— Exercise data —
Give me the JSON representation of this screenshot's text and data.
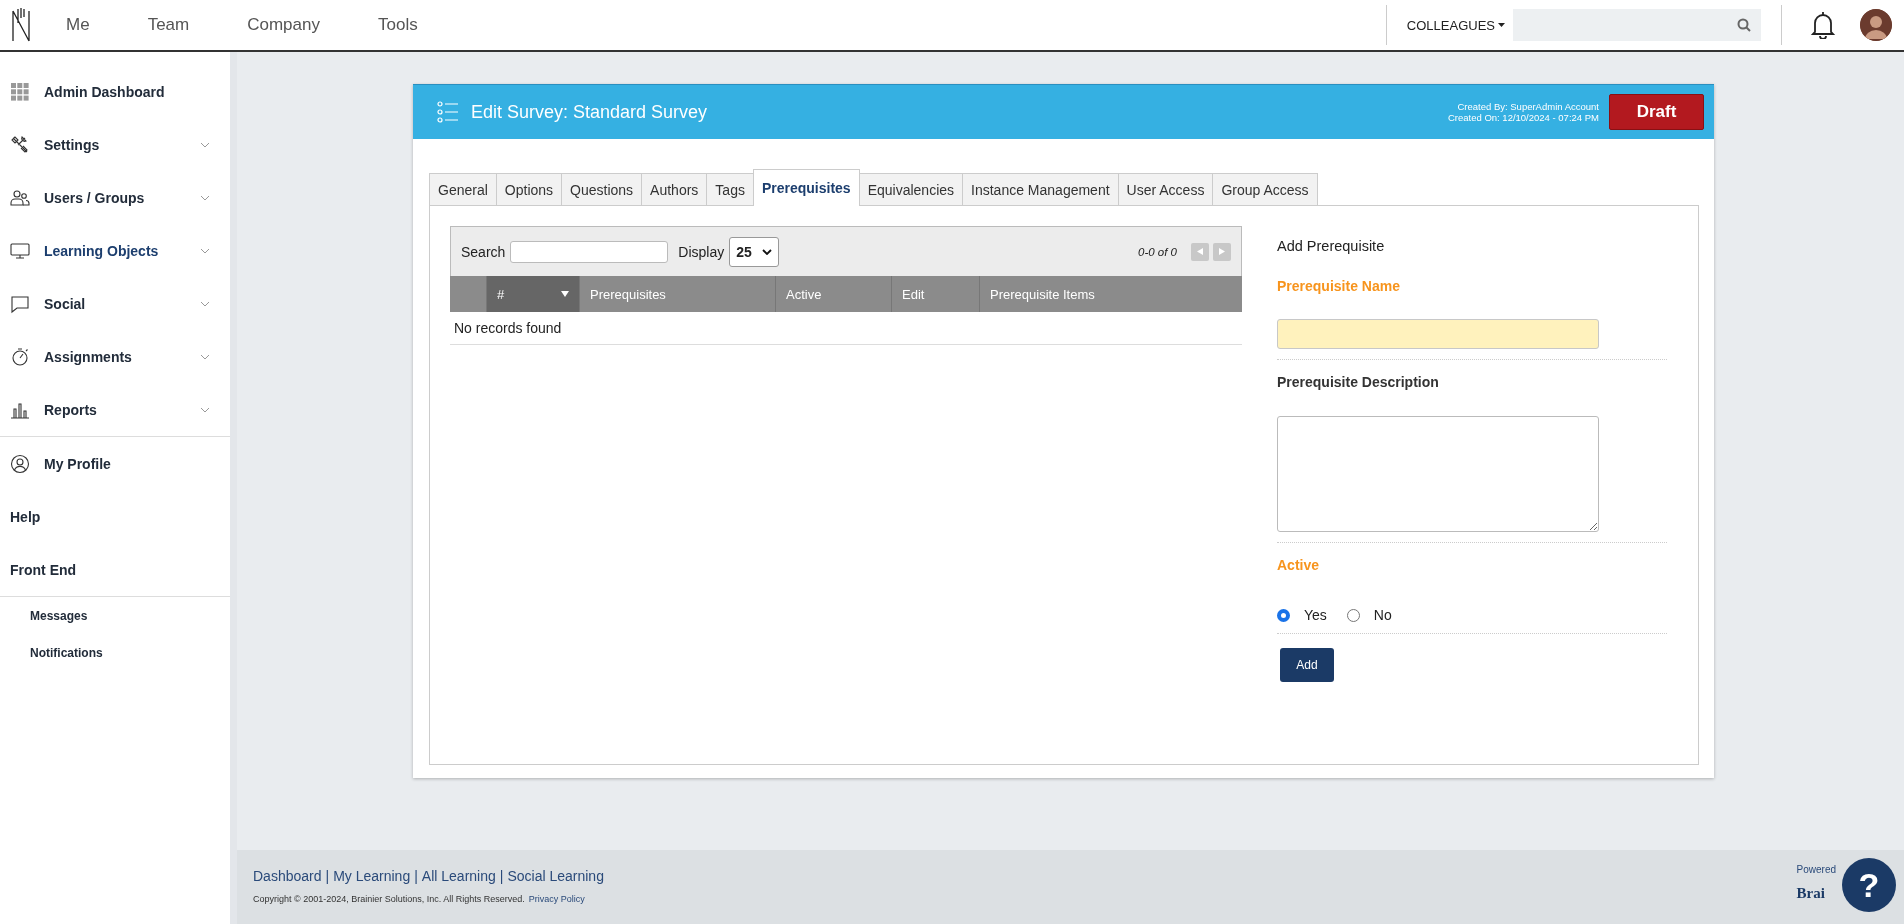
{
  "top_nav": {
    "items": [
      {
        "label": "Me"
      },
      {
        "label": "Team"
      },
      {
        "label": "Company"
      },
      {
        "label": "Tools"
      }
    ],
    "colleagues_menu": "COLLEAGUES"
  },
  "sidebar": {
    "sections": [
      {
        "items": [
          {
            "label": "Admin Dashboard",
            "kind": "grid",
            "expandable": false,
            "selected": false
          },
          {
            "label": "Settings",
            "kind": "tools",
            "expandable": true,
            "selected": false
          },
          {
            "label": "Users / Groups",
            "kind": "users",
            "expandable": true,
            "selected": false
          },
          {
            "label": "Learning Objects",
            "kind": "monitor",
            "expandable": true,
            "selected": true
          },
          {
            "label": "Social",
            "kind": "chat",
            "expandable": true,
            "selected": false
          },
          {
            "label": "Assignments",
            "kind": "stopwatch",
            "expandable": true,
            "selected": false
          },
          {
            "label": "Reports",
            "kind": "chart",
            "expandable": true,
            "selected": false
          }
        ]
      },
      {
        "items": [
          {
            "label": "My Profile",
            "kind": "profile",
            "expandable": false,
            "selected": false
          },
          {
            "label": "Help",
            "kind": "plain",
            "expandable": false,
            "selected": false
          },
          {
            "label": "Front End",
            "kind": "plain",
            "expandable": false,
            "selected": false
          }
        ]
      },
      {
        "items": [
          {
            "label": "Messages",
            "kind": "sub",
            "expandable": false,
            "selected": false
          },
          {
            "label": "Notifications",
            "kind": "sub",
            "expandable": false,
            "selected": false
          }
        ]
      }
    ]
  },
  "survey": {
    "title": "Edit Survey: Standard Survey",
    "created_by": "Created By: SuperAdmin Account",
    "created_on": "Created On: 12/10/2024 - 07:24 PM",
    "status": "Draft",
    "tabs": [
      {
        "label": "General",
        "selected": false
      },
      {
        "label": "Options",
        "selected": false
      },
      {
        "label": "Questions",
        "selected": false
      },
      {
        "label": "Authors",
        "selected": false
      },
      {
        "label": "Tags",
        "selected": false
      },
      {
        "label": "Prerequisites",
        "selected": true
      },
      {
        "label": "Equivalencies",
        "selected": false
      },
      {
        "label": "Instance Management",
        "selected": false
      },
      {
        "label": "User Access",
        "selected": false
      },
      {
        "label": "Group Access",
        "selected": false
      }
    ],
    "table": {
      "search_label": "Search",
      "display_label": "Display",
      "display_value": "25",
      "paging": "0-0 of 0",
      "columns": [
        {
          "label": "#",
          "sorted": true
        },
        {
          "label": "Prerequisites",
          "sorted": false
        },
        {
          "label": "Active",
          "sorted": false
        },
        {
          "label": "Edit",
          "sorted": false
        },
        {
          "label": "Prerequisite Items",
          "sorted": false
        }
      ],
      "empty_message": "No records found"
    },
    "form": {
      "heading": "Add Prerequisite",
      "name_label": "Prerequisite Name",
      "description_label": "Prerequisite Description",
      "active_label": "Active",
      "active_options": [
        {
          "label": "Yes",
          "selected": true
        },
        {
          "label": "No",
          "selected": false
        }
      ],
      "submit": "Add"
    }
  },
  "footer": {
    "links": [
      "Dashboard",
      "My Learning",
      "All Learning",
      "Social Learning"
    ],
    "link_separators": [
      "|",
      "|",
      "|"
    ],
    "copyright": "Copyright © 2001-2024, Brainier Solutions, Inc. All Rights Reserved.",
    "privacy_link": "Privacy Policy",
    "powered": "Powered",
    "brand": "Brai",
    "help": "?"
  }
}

--

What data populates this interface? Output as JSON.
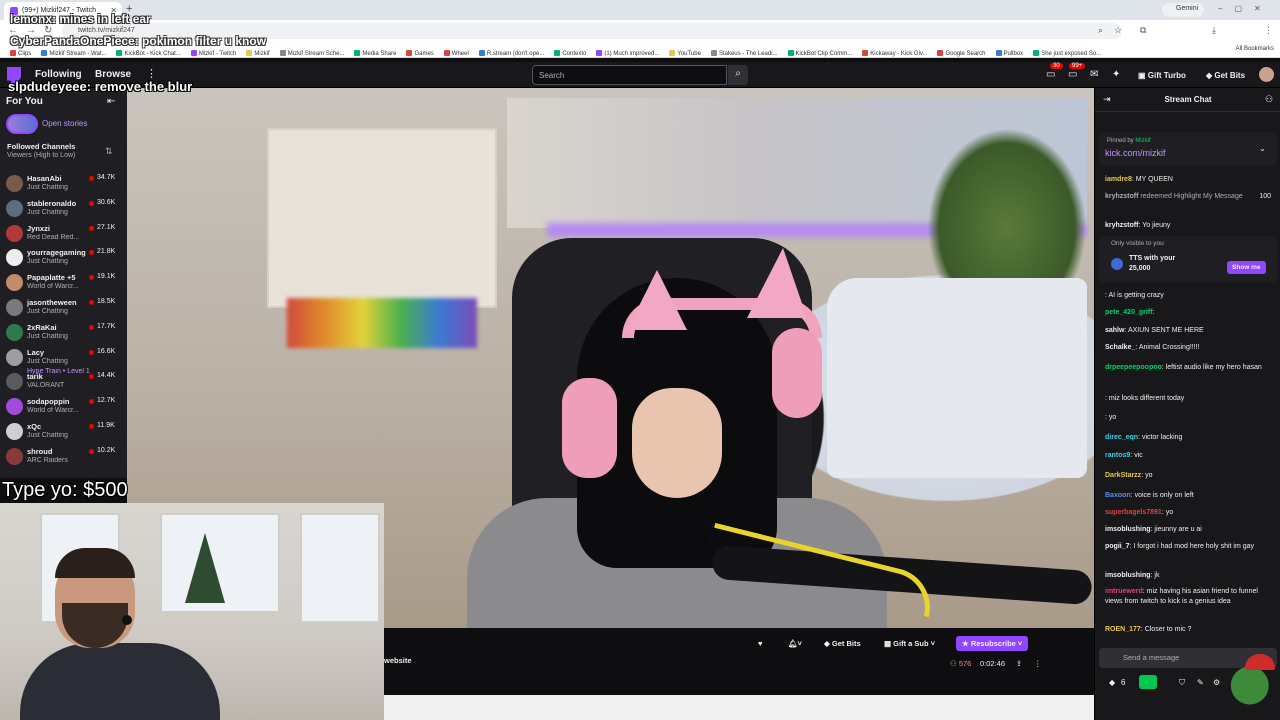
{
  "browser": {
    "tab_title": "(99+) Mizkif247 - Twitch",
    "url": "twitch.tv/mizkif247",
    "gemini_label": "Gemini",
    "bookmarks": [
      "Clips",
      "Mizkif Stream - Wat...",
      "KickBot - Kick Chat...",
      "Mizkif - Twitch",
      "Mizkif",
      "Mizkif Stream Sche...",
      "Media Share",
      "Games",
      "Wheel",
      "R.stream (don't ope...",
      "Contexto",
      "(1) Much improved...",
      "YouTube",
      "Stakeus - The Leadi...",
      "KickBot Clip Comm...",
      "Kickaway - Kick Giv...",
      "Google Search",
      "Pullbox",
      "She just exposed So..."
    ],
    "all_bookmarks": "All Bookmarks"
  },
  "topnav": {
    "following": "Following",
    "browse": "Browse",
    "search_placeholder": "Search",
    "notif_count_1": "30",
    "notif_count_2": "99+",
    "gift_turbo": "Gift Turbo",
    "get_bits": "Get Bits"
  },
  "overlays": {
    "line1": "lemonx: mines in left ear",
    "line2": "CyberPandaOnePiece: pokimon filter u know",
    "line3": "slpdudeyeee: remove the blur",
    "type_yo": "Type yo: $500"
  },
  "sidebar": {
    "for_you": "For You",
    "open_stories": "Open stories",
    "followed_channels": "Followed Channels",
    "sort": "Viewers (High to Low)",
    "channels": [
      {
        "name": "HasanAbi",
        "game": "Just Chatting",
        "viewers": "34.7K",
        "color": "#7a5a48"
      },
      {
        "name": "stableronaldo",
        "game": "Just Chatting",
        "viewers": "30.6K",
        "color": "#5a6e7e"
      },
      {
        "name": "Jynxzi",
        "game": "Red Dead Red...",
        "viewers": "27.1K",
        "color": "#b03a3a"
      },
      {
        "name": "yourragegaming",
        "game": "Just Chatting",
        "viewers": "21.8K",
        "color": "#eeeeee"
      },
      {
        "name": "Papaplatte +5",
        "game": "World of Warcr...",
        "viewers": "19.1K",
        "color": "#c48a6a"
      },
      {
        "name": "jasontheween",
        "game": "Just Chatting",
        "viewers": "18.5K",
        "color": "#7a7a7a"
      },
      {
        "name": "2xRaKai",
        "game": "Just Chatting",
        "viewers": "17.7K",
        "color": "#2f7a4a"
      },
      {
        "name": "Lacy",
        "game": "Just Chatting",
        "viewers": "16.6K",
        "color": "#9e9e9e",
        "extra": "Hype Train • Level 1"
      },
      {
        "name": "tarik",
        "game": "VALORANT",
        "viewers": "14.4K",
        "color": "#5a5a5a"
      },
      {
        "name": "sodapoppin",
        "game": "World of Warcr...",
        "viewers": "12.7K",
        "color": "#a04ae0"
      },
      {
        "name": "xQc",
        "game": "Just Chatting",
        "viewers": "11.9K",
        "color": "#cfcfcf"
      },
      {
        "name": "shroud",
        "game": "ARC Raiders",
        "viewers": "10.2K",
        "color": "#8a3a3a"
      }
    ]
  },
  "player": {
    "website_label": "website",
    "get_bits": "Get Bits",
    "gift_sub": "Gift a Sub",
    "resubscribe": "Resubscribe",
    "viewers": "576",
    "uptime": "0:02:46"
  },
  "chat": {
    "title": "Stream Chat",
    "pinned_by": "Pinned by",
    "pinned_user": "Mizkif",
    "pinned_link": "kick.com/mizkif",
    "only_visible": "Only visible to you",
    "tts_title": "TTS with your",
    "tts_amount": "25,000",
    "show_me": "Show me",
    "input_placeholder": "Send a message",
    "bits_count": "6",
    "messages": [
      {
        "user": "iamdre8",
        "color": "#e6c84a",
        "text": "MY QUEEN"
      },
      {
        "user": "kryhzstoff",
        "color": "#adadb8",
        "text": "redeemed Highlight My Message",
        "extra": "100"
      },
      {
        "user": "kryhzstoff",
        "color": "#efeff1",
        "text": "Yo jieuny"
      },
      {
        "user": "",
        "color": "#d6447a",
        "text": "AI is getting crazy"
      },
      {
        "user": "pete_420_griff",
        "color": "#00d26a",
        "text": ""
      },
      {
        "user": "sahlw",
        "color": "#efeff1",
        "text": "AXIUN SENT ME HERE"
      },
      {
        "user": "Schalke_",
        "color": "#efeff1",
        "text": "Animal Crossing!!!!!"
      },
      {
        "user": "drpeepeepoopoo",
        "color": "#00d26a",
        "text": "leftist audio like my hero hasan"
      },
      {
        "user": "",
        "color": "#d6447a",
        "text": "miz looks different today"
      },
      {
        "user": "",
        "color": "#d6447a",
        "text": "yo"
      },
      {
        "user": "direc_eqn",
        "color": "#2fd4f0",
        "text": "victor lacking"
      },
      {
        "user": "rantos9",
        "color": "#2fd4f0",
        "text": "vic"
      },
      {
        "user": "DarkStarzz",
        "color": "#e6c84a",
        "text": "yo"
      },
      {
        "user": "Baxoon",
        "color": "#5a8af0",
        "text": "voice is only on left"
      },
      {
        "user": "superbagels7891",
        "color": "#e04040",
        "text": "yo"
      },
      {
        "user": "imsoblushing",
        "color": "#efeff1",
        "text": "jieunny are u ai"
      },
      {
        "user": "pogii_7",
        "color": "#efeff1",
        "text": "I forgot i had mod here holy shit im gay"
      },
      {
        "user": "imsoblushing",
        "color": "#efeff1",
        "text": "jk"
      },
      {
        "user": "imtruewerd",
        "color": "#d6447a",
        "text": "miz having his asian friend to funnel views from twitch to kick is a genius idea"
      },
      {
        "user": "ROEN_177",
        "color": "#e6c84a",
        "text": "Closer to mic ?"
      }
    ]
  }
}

==

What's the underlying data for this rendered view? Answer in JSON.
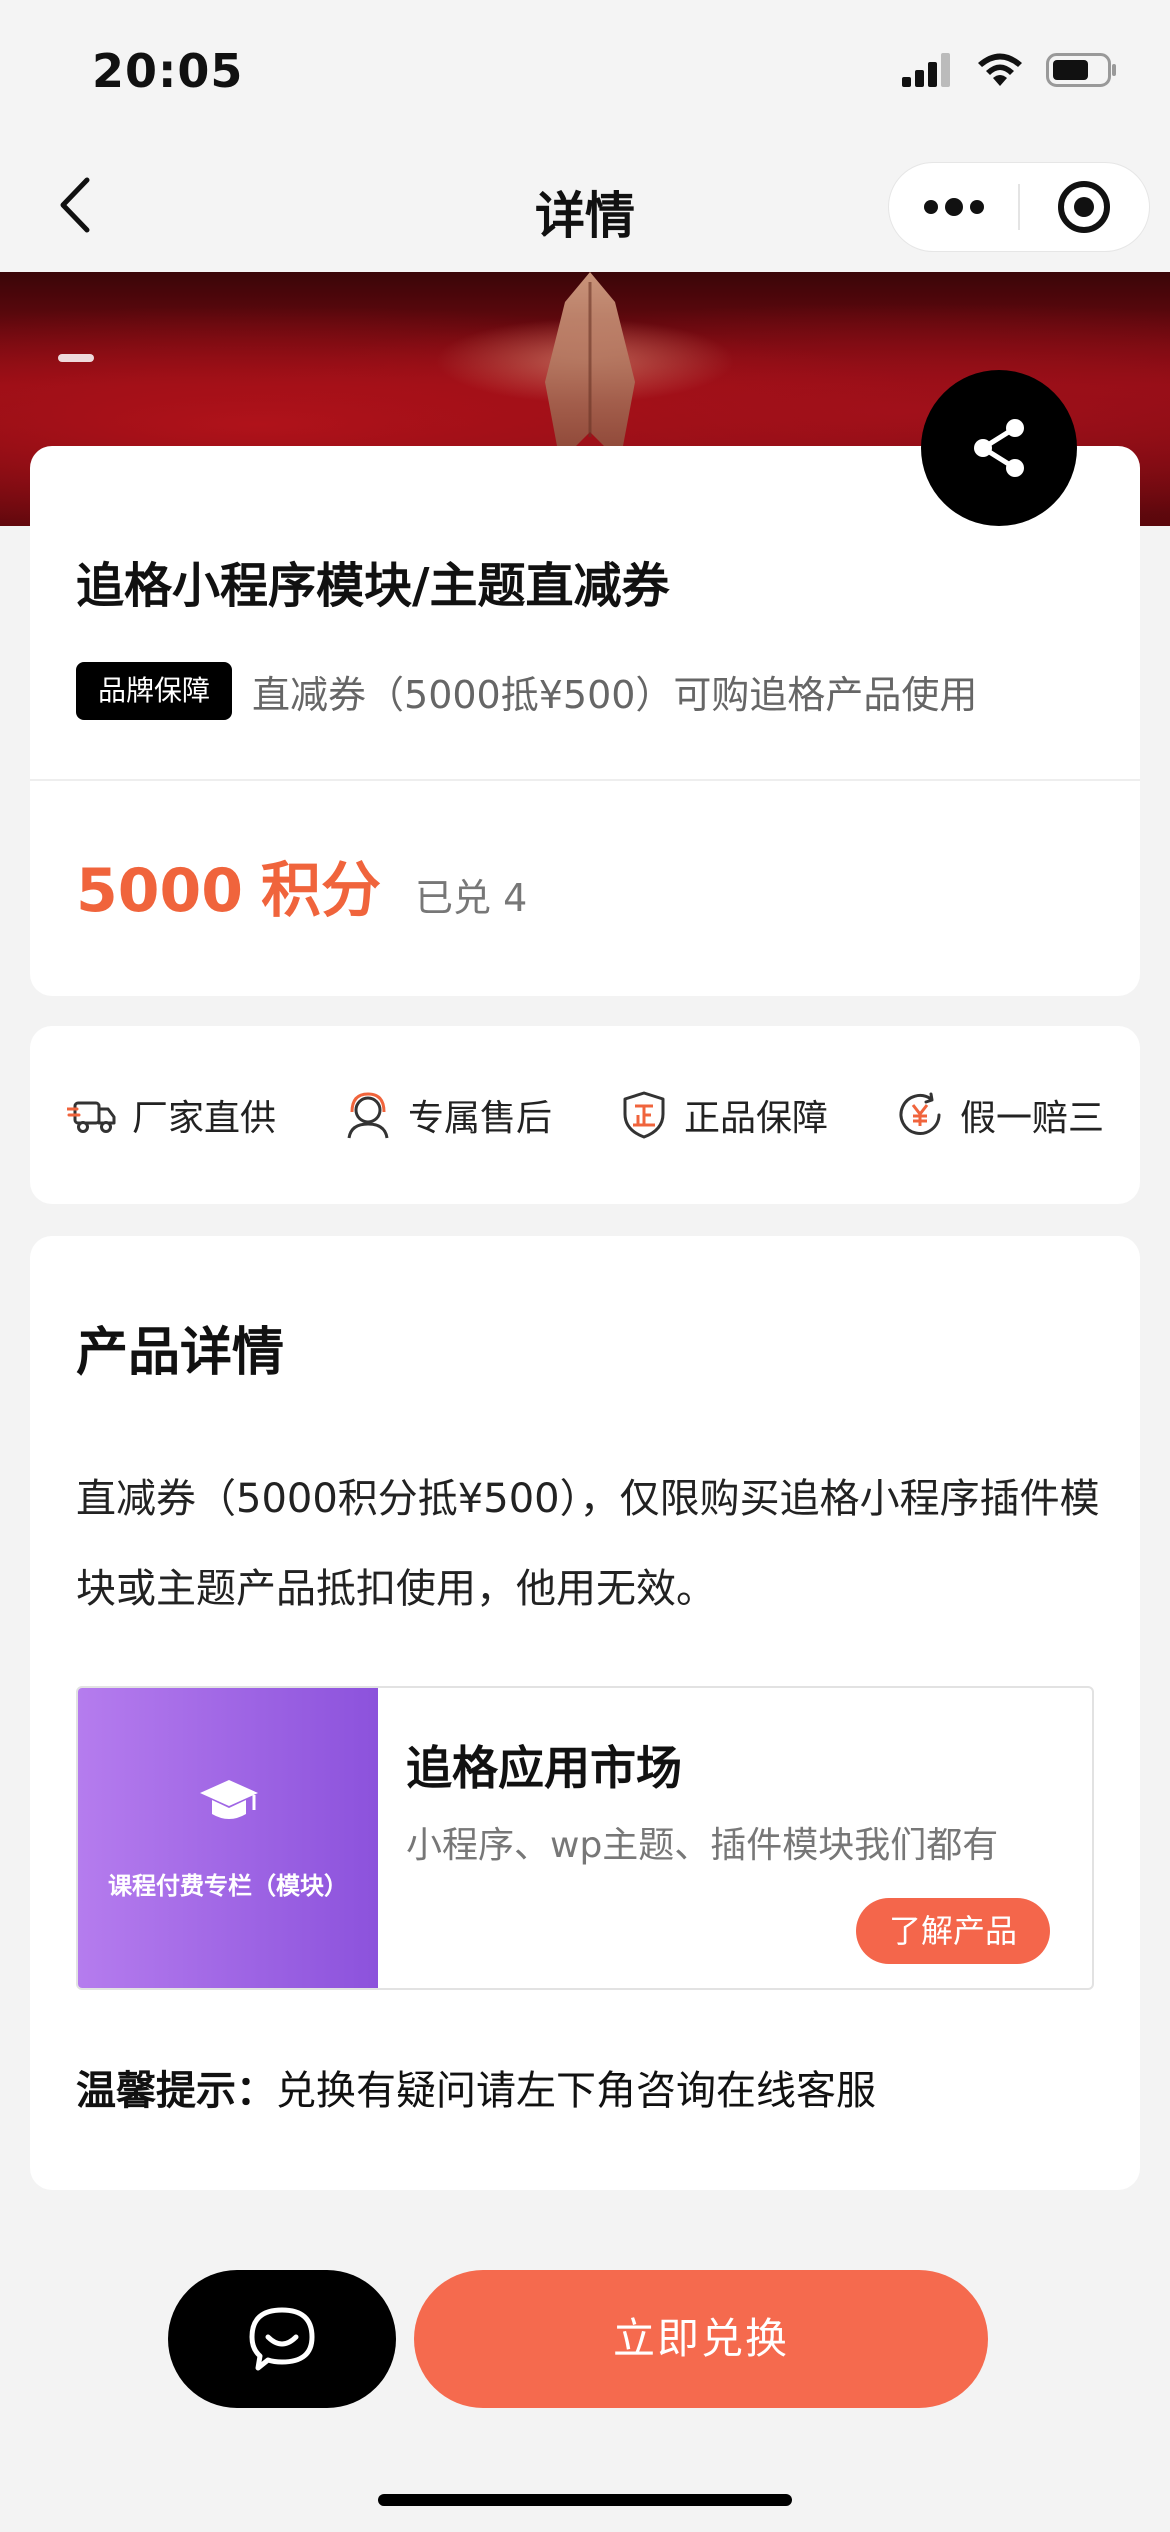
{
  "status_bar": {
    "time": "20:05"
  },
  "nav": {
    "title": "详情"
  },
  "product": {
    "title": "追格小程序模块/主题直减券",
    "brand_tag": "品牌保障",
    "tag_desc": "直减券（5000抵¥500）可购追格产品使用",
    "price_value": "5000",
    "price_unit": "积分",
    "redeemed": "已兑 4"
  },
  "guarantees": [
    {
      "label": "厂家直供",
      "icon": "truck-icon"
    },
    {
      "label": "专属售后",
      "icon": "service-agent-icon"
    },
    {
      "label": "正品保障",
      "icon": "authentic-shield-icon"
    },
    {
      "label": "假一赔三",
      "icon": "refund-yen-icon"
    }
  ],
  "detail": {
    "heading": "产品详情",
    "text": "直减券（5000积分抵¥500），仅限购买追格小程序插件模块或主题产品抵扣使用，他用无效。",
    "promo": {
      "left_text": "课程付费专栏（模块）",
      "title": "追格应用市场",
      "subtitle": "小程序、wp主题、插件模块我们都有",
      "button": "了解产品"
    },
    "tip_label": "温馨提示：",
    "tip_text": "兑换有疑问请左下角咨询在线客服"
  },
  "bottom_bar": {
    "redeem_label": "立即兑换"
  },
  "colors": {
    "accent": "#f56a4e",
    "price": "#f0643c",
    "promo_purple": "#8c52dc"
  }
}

— What the exercise asks —
Locate and copy each line in the data above that includes the word "Gift".

— Result for this task —
    "gift_turbo": "Gift Turbo",
    "gift_sub": "Gift a Sub",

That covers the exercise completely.